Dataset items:
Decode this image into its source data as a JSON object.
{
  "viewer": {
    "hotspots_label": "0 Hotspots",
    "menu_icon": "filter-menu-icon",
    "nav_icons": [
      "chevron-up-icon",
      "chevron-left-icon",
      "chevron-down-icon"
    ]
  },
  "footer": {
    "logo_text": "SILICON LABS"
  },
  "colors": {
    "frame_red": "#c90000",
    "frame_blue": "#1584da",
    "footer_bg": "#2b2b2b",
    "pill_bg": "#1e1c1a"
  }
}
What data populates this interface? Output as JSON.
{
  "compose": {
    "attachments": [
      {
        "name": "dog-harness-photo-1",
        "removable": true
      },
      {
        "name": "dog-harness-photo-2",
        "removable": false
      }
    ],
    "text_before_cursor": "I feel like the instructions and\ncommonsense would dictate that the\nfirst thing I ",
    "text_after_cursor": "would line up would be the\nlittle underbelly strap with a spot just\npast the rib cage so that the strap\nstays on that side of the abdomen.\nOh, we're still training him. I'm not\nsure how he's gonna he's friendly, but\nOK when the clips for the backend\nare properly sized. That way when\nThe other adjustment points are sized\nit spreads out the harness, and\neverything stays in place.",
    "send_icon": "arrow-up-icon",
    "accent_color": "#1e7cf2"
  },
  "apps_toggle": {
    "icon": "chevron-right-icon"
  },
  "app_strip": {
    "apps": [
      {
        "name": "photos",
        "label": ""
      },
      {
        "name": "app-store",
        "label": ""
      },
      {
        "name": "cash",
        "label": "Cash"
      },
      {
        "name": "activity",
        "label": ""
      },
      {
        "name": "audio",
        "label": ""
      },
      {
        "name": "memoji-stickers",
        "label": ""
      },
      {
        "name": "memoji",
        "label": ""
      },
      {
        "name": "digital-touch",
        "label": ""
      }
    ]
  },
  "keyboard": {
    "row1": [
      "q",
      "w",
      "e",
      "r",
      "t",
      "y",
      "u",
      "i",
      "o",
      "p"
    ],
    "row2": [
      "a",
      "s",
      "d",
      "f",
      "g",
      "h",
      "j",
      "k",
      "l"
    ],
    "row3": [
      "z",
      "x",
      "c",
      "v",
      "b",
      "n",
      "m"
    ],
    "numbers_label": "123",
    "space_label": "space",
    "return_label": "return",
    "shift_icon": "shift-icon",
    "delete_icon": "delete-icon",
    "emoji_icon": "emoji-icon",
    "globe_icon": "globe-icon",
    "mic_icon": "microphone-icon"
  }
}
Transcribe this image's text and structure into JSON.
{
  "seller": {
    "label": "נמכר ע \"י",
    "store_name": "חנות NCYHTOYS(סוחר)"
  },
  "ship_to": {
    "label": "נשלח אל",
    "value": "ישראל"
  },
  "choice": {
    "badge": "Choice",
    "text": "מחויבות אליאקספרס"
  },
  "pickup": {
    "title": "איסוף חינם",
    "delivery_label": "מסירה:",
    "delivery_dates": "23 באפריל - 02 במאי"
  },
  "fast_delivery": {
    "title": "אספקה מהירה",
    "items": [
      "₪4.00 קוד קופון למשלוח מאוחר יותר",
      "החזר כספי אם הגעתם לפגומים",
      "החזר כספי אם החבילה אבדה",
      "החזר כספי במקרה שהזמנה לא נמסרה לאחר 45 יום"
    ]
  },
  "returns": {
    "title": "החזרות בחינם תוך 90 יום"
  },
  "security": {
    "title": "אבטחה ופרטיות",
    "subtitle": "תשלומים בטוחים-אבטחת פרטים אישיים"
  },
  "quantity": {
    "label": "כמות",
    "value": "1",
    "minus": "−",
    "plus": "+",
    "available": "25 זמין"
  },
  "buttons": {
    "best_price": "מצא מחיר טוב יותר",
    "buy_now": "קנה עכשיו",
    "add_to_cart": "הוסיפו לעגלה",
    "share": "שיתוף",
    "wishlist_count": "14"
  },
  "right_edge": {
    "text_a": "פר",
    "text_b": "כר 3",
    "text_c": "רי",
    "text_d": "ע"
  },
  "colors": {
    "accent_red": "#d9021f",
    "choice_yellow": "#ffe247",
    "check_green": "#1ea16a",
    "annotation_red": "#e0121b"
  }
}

◆ **What to work on**
Repeat each record exactly. Omit nothing.

◆ **The completed task**
Decode this image into its source data as a JSON object.
{
  "viewer": {
    "hotspots_label": "0 Hotspots",
    "menu_icon": "filter-menu-icon",
    "nav_icons": [
      "chevron-up-icon",
      "chevron-left-icon",
      "chevron-down-icon"
    ]
  },
  "footer": {
    "logo_text": "SILICON LABS"
  },
  "colors": {
    "frame_red": "#c90000",
    "frame_blue": "#1584da",
    "footer_bg": "#2b2b2b",
    "pill_bg": "#1e1c1a"
  }
}
What data populates this interface? Output as JSON.
{
  "compose": {
    "attachments": [
      {
        "name": "dog-harness-photo-1",
        "removable": true
      },
      {
        "name": "dog-harness-photo-2",
        "removable": false
      }
    ],
    "text_before_cursor": "I feel like the instructions and\ncommonsense would dictate that the\nfirst thing I ",
    "text_after_cursor": "would line up would be the\nlittle underbelly strap with a spot just\npast the rib cage so that the strap\nstays on that side of the abdomen.\nOh, we're still training him. I'm not\nsure how he's gonna he's friendly, but\nOK when the clips for the backend\nare properly sized. That way when\nThe other adjustment points are sized\nit spreads out the harness, and\neverything stays in place.",
    "send_icon": "arrow-up-icon",
    "accent_color": "#1e7cf2"
  },
  "apps_toggle": {
    "icon": "chevron-right-icon"
  },
  "app_strip": {
    "apps": [
      {
        "name": "photos",
        "label": ""
      },
      {
        "name": "app-store",
        "label": ""
      },
      {
        "name": "cash",
        "label": "Cash"
      },
      {
        "name": "activity",
        "label": ""
      },
      {
        "name": "audio",
        "label": ""
      },
      {
        "name": "memoji-stickers",
        "label": ""
      },
      {
        "name": "memoji",
        "label": ""
      },
      {
        "name": "digital-touch",
        "label": ""
      }
    ]
  },
  "keyboard": {
    "row1": [
      "q",
      "w",
      "e",
      "r",
      "t",
      "y",
      "u",
      "i",
      "o",
      "p"
    ],
    "row2": [
      "a",
      "s",
      "d",
      "f",
      "g",
      "h",
      "j",
      "k",
      "l"
    ],
    "row3": [
      "z",
      "x",
      "c",
      "v",
      "b",
      "n",
      "m"
    ],
    "numbers_label": "123",
    "space_label": "space",
    "return_label": "return",
    "shift_icon": "shift-icon",
    "delete_icon": "delete-icon",
    "emoji_icon": "emoji-icon",
    "globe_icon": "globe-icon",
    "mic_icon": "microphone-icon"
  }
}
Transcribe this image's text and structure into JSON.
{
  "seller": {
    "label": "נמכר ע \"י",
    "store_name": "חנות NCYHTOYS(סוחר)"
  },
  "ship_to": {
    "label": "נשלח אל",
    "value": "ישראל"
  },
  "choice": {
    "badge": "Choice",
    "text": "מחויבות אליאקספרס"
  },
  "pickup": {
    "title": "איסוף חינם",
    "delivery_label": "מסירה:",
    "delivery_dates": "23 באפריל - 02 במאי"
  },
  "fast_delivery": {
    "title": "אספקה מהירה",
    "items": [
      "₪4.00 קוד קופון למשלוח מאוחר יותר",
      "החזר כספי אם הגעתם לפגומים",
      "החזר כספי אם החבילה אבדה",
      "החזר כספי במקרה שהזמנה לא נמסרה לאחר 45 יום"
    ]
  },
  "returns": {
    "title": "החזרות בחינם תוך 90 יום"
  },
  "security": {
    "title": "אבטחה ופרטיות",
    "subtitle": "תשלומים בטוחים-אבטחת פרטים אישיים"
  },
  "quantity": {
    "label": "כמות",
    "value": "1",
    "minus": "−",
    "plus": "+",
    "available": "25 זמין"
  },
  "buttons": {
    "best_price": "מצא מחיר טוב יותר",
    "buy_now": "קנה עכשיו",
    "add_to_cart": "הוסיפו לעגלה",
    "share": "שיתוף",
    "wishlist_count": "14"
  },
  "right_edge": {
    "text_a": "פר",
    "text_b": "כר 3",
    "text_c": "רי",
    "text_d": "ע"
  },
  "colors": {
    "accent_red": "#d9021f",
    "choice_yellow": "#ffe247",
    "check_green": "#1ea16a",
    "annotation_red": "#e0121b"
  }
}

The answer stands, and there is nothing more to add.